[Figure collection entries]
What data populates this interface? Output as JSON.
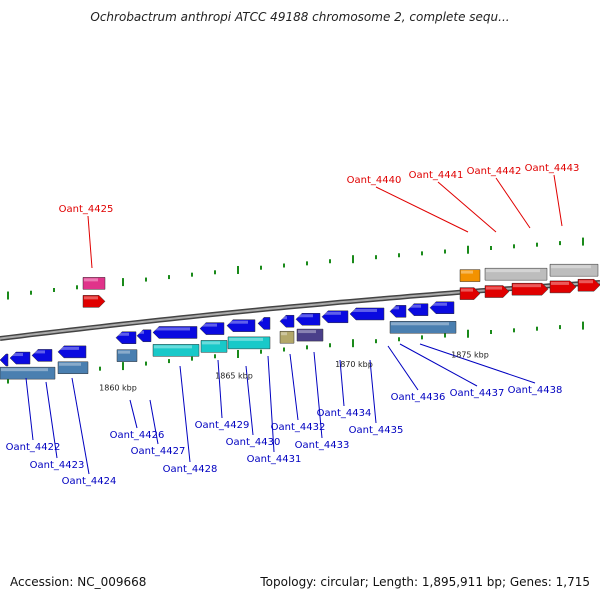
{
  "title": "Ochrobactrum anthropi ATCC 49188 chromosome 2, complete sequ...",
  "footer": {
    "accession": "Accession: NC_009668",
    "summary": "Topology: circular; Length: 1,895,911 bp; Genes: 1,715"
  },
  "colors": {
    "forward": "#0a0ae0",
    "reverse": "#e00000",
    "highlight_gene": "#e0e000",
    "grey_gene": "#bdbdbd",
    "orange_gene": "#f39200",
    "magenta_gene": "#e0338a",
    "cyan_gene": "#19c9c9",
    "steelblue_gene": "#4a7fb0",
    "olive_gene": "#b3a86a",
    "slate_gene": "#4a3f8a",
    "backbone": "#777777",
    "tick": "#1a8a1a",
    "label_red": "#e00000",
    "label_blue": "#0000c0"
  },
  "scale_labels": [
    "1860 kbp",
    "1865 kbp",
    "1870 kbp",
    "1875 kbp"
  ],
  "gene_labels_top": [
    "Oant_4425",
    "Oant_4440",
    "Oant_4441",
    "Oant_4442",
    "Oant_4443"
  ],
  "gene_labels_bottom": [
    "Oant_4422",
    "Oant_4423",
    "Oant_4424",
    "Oant_4426",
    "Oant_4427",
    "Oant_4428",
    "Oant_4429",
    "Oant_4430",
    "Oant_4431",
    "Oant_4432",
    "Oant_4433",
    "Oant_4434",
    "Oant_4435",
    "Oant_4436",
    "Oant_4437",
    "Oant_4438"
  ]
}
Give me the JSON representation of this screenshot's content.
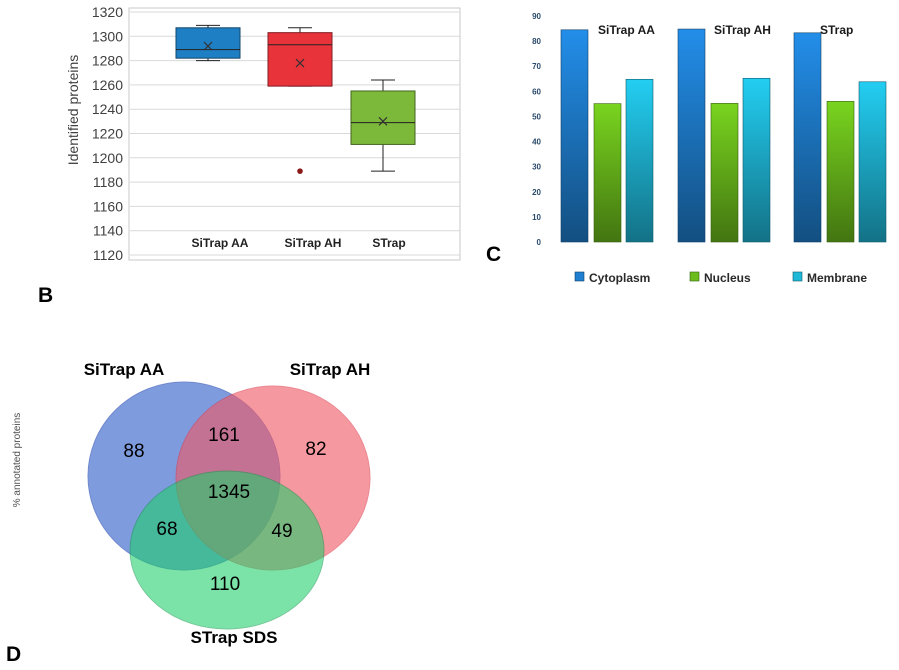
{
  "panel_labels": {
    "b": "B",
    "c": "C",
    "d": "D"
  },
  "side_label": "% annotated proteins",
  "colors": {
    "box_aa": "#1e7fc4",
    "box_ah": "#e8333b",
    "box_st": "#7cb83a",
    "cyto": "#1f7fd0",
    "nuc": "#6cbd1c",
    "mem": "#1fb8d8",
    "venn_aa": "#5a7fd6",
    "venn_ah": "#f05a66",
    "venn_sds": "#1fcf6a"
  },
  "chart_data": [
    {
      "type": "box",
      "title": "",
      "ylabel": "Identified proteins",
      "ylim": [
        1120,
        1320
      ],
      "yticks": [
        1120,
        1140,
        1160,
        1180,
        1200,
        1220,
        1240,
        1260,
        1280,
        1300,
        1320
      ],
      "categories": [
        "SiTrap AA",
        "SiTrap AH",
        "STrap"
      ],
      "boxes": [
        {
          "name": "SiTrap AA",
          "min": 1280,
          "q1": 1282,
          "median": 1289,
          "mean": 1292,
          "q3": 1307,
          "max": 1309,
          "outliers": []
        },
        {
          "name": "SiTrap AH",
          "min": 1259,
          "q1": 1259,
          "median": 1293,
          "mean": 1278,
          "q3": 1303,
          "max": 1307,
          "outliers": [
            1189
          ]
        },
        {
          "name": "STrap",
          "min": 1189,
          "q1": 1211,
          "median": 1229,
          "mean": 1230,
          "q3": 1255,
          "max": 1264,
          "outliers": []
        }
      ]
    },
    {
      "type": "bar",
      "title": "",
      "ylabel": "% annotated proteins",
      "ylim": [
        0,
        90
      ],
      "yticks": [
        0,
        10,
        20,
        30,
        40,
        50,
        60,
        70,
        80,
        90
      ],
      "categories": [
        "SiTrap AA",
        "SiTrap AH",
        "STrap"
      ],
      "series": [
        {
          "name": "Cytoplasm",
          "values": [
            84.5,
            84.8,
            83.3
          ]
        },
        {
          "name": "Nucleus",
          "values": [
            55.1,
            55.2,
            56.0
          ]
        },
        {
          "name": "Membrane",
          "values": [
            64.8,
            65.2,
            63.8
          ]
        }
      ],
      "legend": "bottom"
    },
    {
      "type": "venn",
      "sets": [
        "SiTrap AA",
        "SiTrap AH",
        "STrap SDS"
      ],
      "regions": {
        "aa_only": 88,
        "ah_only": 82,
        "sds_only": 110,
        "aa_ah": 161,
        "aa_sds": 68,
        "ah_sds": 49,
        "all": 1345
      }
    }
  ]
}
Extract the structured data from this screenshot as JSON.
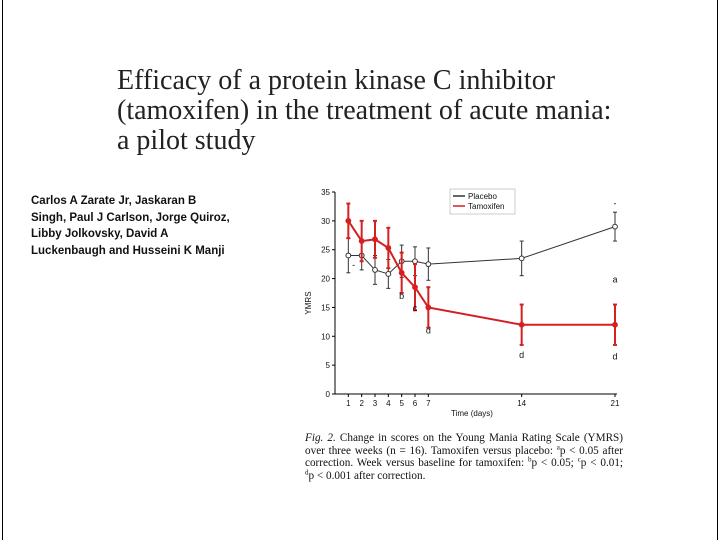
{
  "title": {
    "lines": [
      "Efficacy of a protein kinase C inhibitor",
      "(tamoxifen) in the treatment of acute mania:",
      "a pilot study"
    ]
  },
  "authors": {
    "lines": [
      "Carlos A Zarate Jr, Jaskaran B",
      "Singh, Paul J Carlson, Jorge Quiroz,",
      "Libby Jolkovsky, David A",
      "Luckenbaugh and Husseini K Manji"
    ]
  },
  "caption": {
    "fig_label": "Fig. 2.",
    "sentence1": "Change in scores on the Young Mania Rating Scale (YMRS) over three weeks (n = 16). Tamoxifen versus placebo:",
    "sig_a_sup": "a",
    "sig_a_text": "p < 0.05 after correction. Week versus baseline for tamoxifen:",
    "sig_b_sup": "b",
    "sig_b_text": "p < 0.05;",
    "sig_c_sup": "c",
    "sig_c_text": "p < 0.01;",
    "sig_d_sup": "d",
    "sig_d_text": "p < 0.001 after correction."
  },
  "chart_data": {
    "type": "line",
    "xlabel": "Time (days)",
    "ylabel": "YMRS",
    "xlim": [
      0,
      21
    ],
    "ylim": [
      0,
      35
    ],
    "x_ticks": [
      1,
      2,
      3,
      4,
      5,
      6,
      7,
      14,
      21
    ],
    "y_ticks": [
      0,
      5,
      10,
      15,
      20,
      25,
      30,
      35
    ],
    "legend": [
      "Placebo",
      "Tamoxifen"
    ],
    "legend_position": "top-right",
    "colors": {
      "placebo": "#333333",
      "tamoxifen": "#d42020"
    },
    "series": [
      {
        "name": "Placebo",
        "x": [
          1,
          2,
          3,
          4,
          5,
          6,
          7,
          14,
          21
        ],
        "y": [
          24,
          24,
          21.5,
          20.8,
          23,
          23,
          22.5,
          23.5,
          29
        ],
        "err": [
          3,
          2.5,
          2.5,
          2.5,
          2.8,
          2.5,
          2.8,
          3,
          2.5
        ]
      },
      {
        "name": "Tamoxifen",
        "x": [
          1,
          2,
          3,
          4,
          5,
          6,
          7,
          14,
          21
        ],
        "y": [
          30,
          26.5,
          26.8,
          25.3,
          21,
          18.5,
          15,
          12,
          12
        ],
        "err": [
          3,
          3.5,
          3.2,
          3.5,
          3.5,
          4,
          3.5,
          3.5,
          3.5
        ]
      }
    ],
    "annotations": [
      {
        "text": "-",
        "x": 1.4,
        "y": 21.8
      },
      {
        "text": "b",
        "x": 5,
        "y": 16.5
      },
      {
        "text": "c",
        "x": 6,
        "y": 14.4
      },
      {
        "text": "d",
        "x": 7,
        "y": 10.5
      },
      {
        "text": "d",
        "x": 14,
        "y": 6.2
      },
      {
        "text": "d",
        "x": 21,
        "y": 6.0
      },
      {
        "text": "a",
        "x": 21,
        "y": 19.3
      },
      {
        "text": "-",
        "x": 21,
        "y": 32.5
      }
    ]
  }
}
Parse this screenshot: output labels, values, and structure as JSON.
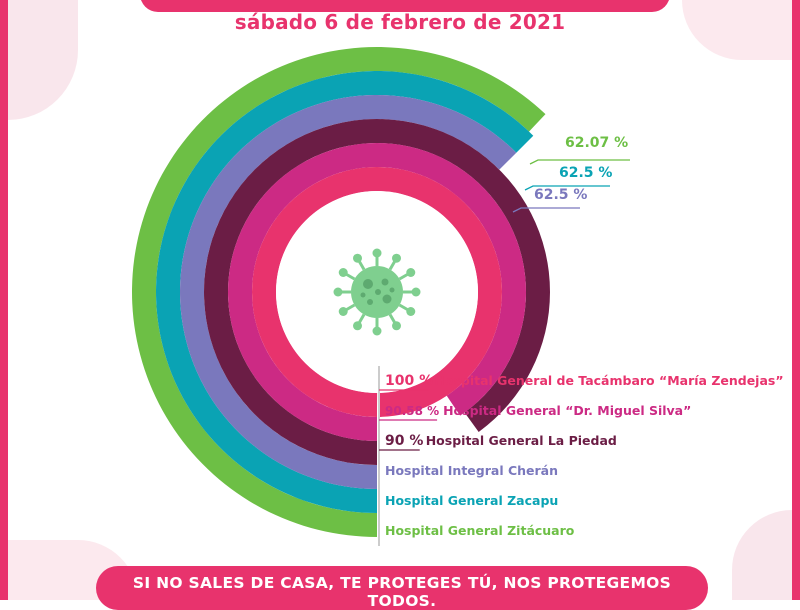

WHAT IS BEING ASKED:
Leave the images aside and transcribe all entries exactly.

RESULT OF THIS TASK:
What data populates this interface? Output as JSON.
{
  "title": "Ochrobactrum anthropi ATCC 49188 chromosome 2, complete sequ...",
  "footer": {
    "accession": "Accession: NC_009668",
    "summary": "Topology: circular; Length: 1,895,911 bp; Genes: 1,715"
  },
  "colors": {
    "forward": "#0a0ae0",
    "reverse": "#e00000",
    "highlight_gene": "#e0e000",
    "grey_gene": "#bdbdbd",
    "orange_gene": "#f39200",
    "magenta_gene": "#e0338a",
    "cyan_gene": "#19c9c9",
    "steelblue_gene": "#4a7fb0",
    "olive_gene": "#b3a86a",
    "slate_gene": "#4a3f8a",
    "backbone": "#777777",
    "tick": "#1a8a1a",
    "label_red": "#e00000",
    "label_blue": "#0000c0"
  },
  "scale_labels": [
    "1860 kbp",
    "1865 kbp",
    "1870 kbp",
    "1875 kbp"
  ],
  "gene_labels_top": [
    "Oant_4425",
    "Oant_4440",
    "Oant_4441",
    "Oant_4442",
    "Oant_4443"
  ],
  "gene_labels_bottom": [
    "Oant_4422",
    "Oant_4423",
    "Oant_4424",
    "Oant_4426",
    "Oant_4427",
    "Oant_4428",
    "Oant_4429",
    "Oant_4430",
    "Oant_4431",
    "Oant_4432",
    "Oant_4433",
    "Oant_4434",
    "Oant_4435",
    "Oant_4436",
    "Oant_4437",
    "Oant_4438"
  ]
}
Give me the JSON representation of this screenshot's content.
{
  "panel_labels": {
    "b": "B",
    "c": "C",
    "d": "D"
  },
  "side_label": "% annotated proteins",
  "colors": {
    "box_aa": "#1e7fc4",
    "box_ah": "#e8333b",
    "box_st": "#7cb83a",
    "cyto": "#1f7fd0",
    "nuc": "#6cbd1c",
    "mem": "#1fb8d8",
    "venn_aa": "#5a7fd6",
    "venn_ah": "#f05a66",
    "venn_sds": "#1fcf6a"
  },
  "chart_data": [
    {
      "type": "box",
      "title": "",
      "ylabel": "Identified proteins",
      "ylim": [
        1120,
        1320
      ],
      "yticks": [
        1120,
        1140,
        1160,
        1180,
        1200,
        1220,
        1240,
        1260,
        1280,
        1300,
        1320
      ],
      "categories": [
        "SiTrap AA",
        "SiTrap AH",
        "STrap"
      ],
      "boxes": [
        {
          "name": "SiTrap AA",
          "min": 1280,
          "q1": 1282,
          "median": 1289,
          "mean": 1292,
          "q3": 1307,
          "max": 1309,
          "outliers": []
        },
        {
          "name": "SiTrap AH",
          "min": 1259,
          "q1": 1259,
          "median": 1293,
          "mean": 1278,
          "q3": 1303,
          "max": 1307,
          "outliers": [
            1189
          ]
        },
        {
          "name": "STrap",
          "min": 1189,
          "q1": 1211,
          "median": 1229,
          "mean": 1230,
          "q3": 1255,
          "max": 1264,
          "outliers": []
        }
      ]
    },
    {
      "type": "bar",
      "title": "",
      "ylabel": "% annotated proteins",
      "ylim": [
        0,
        90
      ],
      "yticks": [
        0,
        10,
        20,
        30,
        40,
        50,
        60,
        70,
        80,
        90
      ],
      "categories": [
        "SiTrap AA",
        "SiTrap AH",
        "STrap"
      ],
      "series": [
        {
          "name": "Cytoplasm",
          "values": [
            84.5,
            84.8,
            83.3
          ]
        },
        {
          "name": "Nucleus",
          "values": [
            55.1,
            55.2,
            56.0
          ]
        },
        {
          "name": "Membrane",
          "values": [
            64.8,
            65.2,
            63.8
          ]
        }
      ],
      "legend": "bottom"
    },
    {
      "type": "venn",
      "sets": [
        "SiTrap AA",
        "SiTrap AH",
        "STrap SDS"
      ],
      "regions": {
        "aa_only": 88,
        "ah_only": 82,
        "sds_only": 110,
        "aa_ah": 161,
        "aa_sds": 68,
        "ah_sds": 49,
        "all": 1345
      }
    }
  ]
}
Extract the structured data from this screenshot as JSON.
{
  "title": {
    "lines": [
      "Efficacy of a protein kinase C inhibitor",
      "(tamoxifen) in the treatment of acute mania:",
      "a pilot study"
    ]
  },
  "authors": {
    "lines": [
      "Carlos A Zarate Jr, Jaskaran B",
      "Singh, Paul J Carlson, Jorge Quiroz,",
      "Libby Jolkovsky, David A",
      "Luckenbaugh and Husseini K Manji"
    ]
  },
  "caption": {
    "fig_label": "Fig. 2.",
    "sentence1": "Change in scores on the Young Mania Rating Scale (YMRS) over three weeks (n = 16). Tamoxifen versus placebo:",
    "sig_a_sup": "a",
    "sig_a_text": "p < 0.05 after correction. Week versus baseline for tamoxifen:",
    "sig_b_sup": "b",
    "sig_b_text": "p < 0.05;",
    "sig_c_sup": "c",
    "sig_c_text": "p < 0.01;",
    "sig_d_sup": "d",
    "sig_d_text": "p < 0.001 after correction."
  },
  "chart_data": {
    "type": "line",
    "xlabel": "Time (days)",
    "ylabel": "YMRS",
    "xlim": [
      0,
      21
    ],
    "ylim": [
      0,
      35
    ],
    "x_ticks": [
      1,
      2,
      3,
      4,
      5,
      6,
      7,
      14,
      21
    ],
    "y_ticks": [
      0,
      5,
      10,
      15,
      20,
      25,
      30,
      35
    ],
    "legend": [
      "Placebo",
      "Tamoxifen"
    ],
    "legend_position": "top-right",
    "colors": {
      "placebo": "#333333",
      "tamoxifen": "#d42020"
    },
    "series": [
      {
        "name": "Placebo",
        "x": [
          1,
          2,
          3,
          4,
          5,
          6,
          7,
          14,
          21
        ],
        "y": [
          24,
          24,
          21.5,
          20.8,
          23,
          23,
          22.5,
          23.5,
          29
        ],
        "err": [
          3,
          2.5,
          2.5,
          2.5,
          2.8,
          2.5,
          2.8,
          3,
          2.5
        ]
      },
      {
        "name": "Tamoxifen",
        "x": [
          1,
          2,
          3,
          4,
          5,
          6,
          7,
          14,
          21
        ],
        "y": [
          30,
          26.5,
          26.8,
          25.3,
          21,
          18.5,
          15,
          12,
          12
        ],
        "err": [
          3,
          3.5,
          3.2,
          3.5,
          3.5,
          4,
          3.5,
          3.5,
          3.5
        ]
      }
    ],
    "annotations": [
      {
        "text": "-",
        "x": 1.4,
        "y": 21.8
      },
      {
        "text": "b",
        "x": 5,
        "y": 16.5
      },
      {
        "text": "c",
        "x": 6,
        "y": 14.4
      },
      {
        "text": "d",
        "x": 7,
        "y": 10.5
      },
      {
        "text": "d",
        "x": 14,
        "y": 6.2
      },
      {
        "text": "d",
        "x": 21,
        "y": 6.0
      },
      {
        "text": "a",
        "x": 21,
        "y": 19.3
      },
      {
        "text": "-",
        "x": 21,
        "y": 32.5
      }
    ]
  }
}
Parse this screenshot: output labels, values, and structure as JSON.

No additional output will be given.